Saved entries
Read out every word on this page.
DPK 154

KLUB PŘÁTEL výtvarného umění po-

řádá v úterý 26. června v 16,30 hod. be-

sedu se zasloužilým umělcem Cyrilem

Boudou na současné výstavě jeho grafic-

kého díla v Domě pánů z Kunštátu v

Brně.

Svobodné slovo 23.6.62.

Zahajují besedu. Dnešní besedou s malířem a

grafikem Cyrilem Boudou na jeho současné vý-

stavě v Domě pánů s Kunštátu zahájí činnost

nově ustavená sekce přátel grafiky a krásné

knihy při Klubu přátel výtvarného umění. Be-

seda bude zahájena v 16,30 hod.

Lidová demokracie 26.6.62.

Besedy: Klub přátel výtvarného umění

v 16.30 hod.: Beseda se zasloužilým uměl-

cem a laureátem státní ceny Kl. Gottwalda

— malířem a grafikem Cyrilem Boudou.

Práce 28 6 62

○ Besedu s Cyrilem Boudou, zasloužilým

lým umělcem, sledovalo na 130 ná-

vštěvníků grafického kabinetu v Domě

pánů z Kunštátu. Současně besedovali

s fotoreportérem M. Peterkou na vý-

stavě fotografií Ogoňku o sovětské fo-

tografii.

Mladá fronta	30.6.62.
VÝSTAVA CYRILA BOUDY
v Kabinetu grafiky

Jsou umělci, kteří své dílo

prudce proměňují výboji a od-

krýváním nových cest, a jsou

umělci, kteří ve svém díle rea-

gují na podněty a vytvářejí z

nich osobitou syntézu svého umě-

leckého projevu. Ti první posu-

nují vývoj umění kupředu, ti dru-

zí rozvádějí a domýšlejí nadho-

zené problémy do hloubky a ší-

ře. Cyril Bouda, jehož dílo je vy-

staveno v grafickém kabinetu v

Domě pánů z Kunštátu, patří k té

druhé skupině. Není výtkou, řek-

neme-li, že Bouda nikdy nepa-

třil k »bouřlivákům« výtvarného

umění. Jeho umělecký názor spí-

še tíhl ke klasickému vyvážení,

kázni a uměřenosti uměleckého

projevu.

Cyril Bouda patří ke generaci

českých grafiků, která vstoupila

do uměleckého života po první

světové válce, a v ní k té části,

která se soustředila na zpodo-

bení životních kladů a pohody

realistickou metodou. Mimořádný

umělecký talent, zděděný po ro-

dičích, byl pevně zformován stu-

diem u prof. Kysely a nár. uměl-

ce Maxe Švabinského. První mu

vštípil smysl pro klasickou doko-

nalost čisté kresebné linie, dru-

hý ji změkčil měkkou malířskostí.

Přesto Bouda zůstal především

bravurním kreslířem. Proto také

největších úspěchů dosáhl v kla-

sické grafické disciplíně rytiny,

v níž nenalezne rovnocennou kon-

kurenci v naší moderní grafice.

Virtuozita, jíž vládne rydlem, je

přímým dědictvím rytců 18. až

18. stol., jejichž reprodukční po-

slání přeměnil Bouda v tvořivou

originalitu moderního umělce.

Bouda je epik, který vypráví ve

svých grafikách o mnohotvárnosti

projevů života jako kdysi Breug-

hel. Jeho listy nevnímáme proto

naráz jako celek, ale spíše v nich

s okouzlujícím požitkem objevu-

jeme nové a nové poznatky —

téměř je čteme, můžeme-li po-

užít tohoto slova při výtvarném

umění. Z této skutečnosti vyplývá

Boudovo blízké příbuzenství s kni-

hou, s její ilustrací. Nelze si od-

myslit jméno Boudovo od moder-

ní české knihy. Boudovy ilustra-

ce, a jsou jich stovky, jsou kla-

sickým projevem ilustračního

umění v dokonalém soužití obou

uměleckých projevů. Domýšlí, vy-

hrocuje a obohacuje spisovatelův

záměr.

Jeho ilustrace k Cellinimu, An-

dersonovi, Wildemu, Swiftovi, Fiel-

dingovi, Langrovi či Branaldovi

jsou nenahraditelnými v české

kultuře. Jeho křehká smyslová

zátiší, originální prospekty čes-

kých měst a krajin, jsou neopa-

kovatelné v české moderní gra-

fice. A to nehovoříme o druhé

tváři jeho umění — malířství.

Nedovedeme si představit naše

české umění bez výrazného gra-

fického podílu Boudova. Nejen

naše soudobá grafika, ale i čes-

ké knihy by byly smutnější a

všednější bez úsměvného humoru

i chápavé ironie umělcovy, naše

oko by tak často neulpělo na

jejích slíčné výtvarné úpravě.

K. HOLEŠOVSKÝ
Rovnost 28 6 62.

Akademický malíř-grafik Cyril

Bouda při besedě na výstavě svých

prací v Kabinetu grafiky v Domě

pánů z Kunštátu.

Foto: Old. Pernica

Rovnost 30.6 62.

● EXERCISE TASK:
Give the listing above again, word for word.

● ANSWER TO THE PROBLEM:
Read out every word on this page.
DPK 154

KLUB PŘÁTEL výtvarného umění po-

řádá v úterý 26. června v 16,30 hod. be-

sedu se zasloužilým umělcem Cyrilem

Boudou na současné výstavě jeho grafic-

kého díla v Domě pánů z Kunštátu v

Brně.

Svobodné slovo 23.6.62.

Zahajují besedu. Dnešní besedou s malířem a

grafikem Cyrilem Boudou na jeho současné vý-

stavě v Domě pánů s Kunštátu zahájí činnost

nově ustavená sekce přátel grafiky a krásné

knihy při Klubu přátel výtvarného umění. Be-

seda bude zahájena v 16,30 hod.

Lidová demokracie 26.6.62.

Besedy: Klub přátel výtvarného umění

v 16.30 hod.: Beseda se zasloužilým uměl-

cem a laureátem státní ceny Kl. Gottwalda

— malířem a grafikem Cyrilem Boudou.

Práce 28 6 62

○ Besedu s Cyrilem Boudou, zasloužilým

lým umělcem, sledovalo na 130 ná-

vštěvníků grafického kabinetu v Domě

pánů z Kunštátu. Současně besedovali

s fotoreportérem M. Peterkou na vý-

stavě fotografií Ogoňku o sovětské fo-

tografii.

Mladá fronta	30.6.62.
VÝSTAVA CYRILA BOUDY
v Kabinetu grafiky

Jsou umělci, kteří své dílo

prudce proměňují výboji a od-

krýváním nových cest, a jsou

umělci, kteří ve svém díle rea-

gují na podněty a vytvářejí z

nich osobitou syntézu svého umě-

leckého projevu. Ti první posu-

nují vývoj umění kupředu, ti dru-

zí rozvádějí a domýšlejí nadho-

zené problémy do hloubky a ší-

ře. Cyril Bouda, jehož dílo je vy-

staveno v grafickém kabinetu v

Domě pánů z Kunštátu, patří k té

druhé skupině. Není výtkou, řek-

neme-li, že Bouda nikdy nepa-

třil k »bouřlivákům« výtvarného

umění. Jeho umělecký názor spí-

še tíhl ke klasickému vyvážení,

kázni a uměřenosti uměleckého

projevu.

Cyril Bouda patří ke generaci

českých grafiků, která vstoupila

do uměleckého života po první

světové válce, a v ní k té části,

která se soustředila na zpodo-

bení životních kladů a pohody

realistickou metodou. Mimořádný

umělecký talent, zděděný po ro-

dičích, byl pevně zformován stu-

diem u prof. Kysely a nár. uměl-

ce Maxe Švabinského. První mu

vštípil smysl pro klasickou doko-

nalost čisté kresebné linie, dru-

hý ji změkčil měkkou malířskostí.

Přesto Bouda zůstal především

bravurním kreslířem. Proto také

největších úspěchů dosáhl v kla-

sické grafické disciplíně rytiny,

v níž nenalezne rovnocennou kon-

kurenci v naší moderní grafice.

Virtuozita, jíž vládne rydlem, je

přímým dědictvím rytců 18. až

18. stol., jejichž reprodukční po-

slání přeměnil Bouda v tvořivou

originalitu moderního umělce.

Bouda je epik, který vypráví ve

svých grafikách o mnohotvárnosti

projevů života jako kdysi Breug-

hel. Jeho listy nevnímáme proto

naráz jako celek, ale spíše v nich

s okouzlujícím požitkem objevu-

jeme nové a nové poznatky —

téměř je čteme, můžeme-li po-

užít tohoto slova při výtvarném

umění. Z této skutečnosti vyplývá

Boudovo blízké příbuzenství s kni-

hou, s její ilustrací. Nelze si od-

myslit jméno Boudovo od moder-

ní české knihy. Boudovy ilustra-

ce, a jsou jich stovky, jsou kla-

sickým projevem ilustračního

umění v dokonalém soužití obou

uměleckých projevů. Domýšlí, vy-

hrocuje a obohacuje spisovatelův

záměr.

Jeho ilustrace k Cellinimu, An-

dersonovi, Wildemu, Swiftovi, Fiel-

dingovi, Langrovi či Branaldovi

jsou nenahraditelnými v české

kultuře. Jeho křehká smyslová

zátiší, originální prospekty čes-

kých měst a krajin, jsou neopa-

kovatelné v české moderní gra-

fice. A to nehovoříme o druhé

tváři jeho umění — malířství.

Nedovedeme si představit naše

české umění bez výrazného gra-

fického podílu Boudova. Nejen

naše soudobá grafika, ale i čes-

ké knihy by byly smutnější a

všednější bez úsměvného humoru

i chápavé ironie umělcovy, naše

oko by tak často neulpělo na

jejích slíčné výtvarné úpravě.

K. HOLEŠOVSKÝ
Rovnost 28 6 62.

Akademický malíř-grafik Cyril

Bouda při besedě na výstavě svých

prací v Kabinetu grafiky v Domě

pánů z Kunštátu.

Foto: Old. Pernica

Rovnost 30.6 62.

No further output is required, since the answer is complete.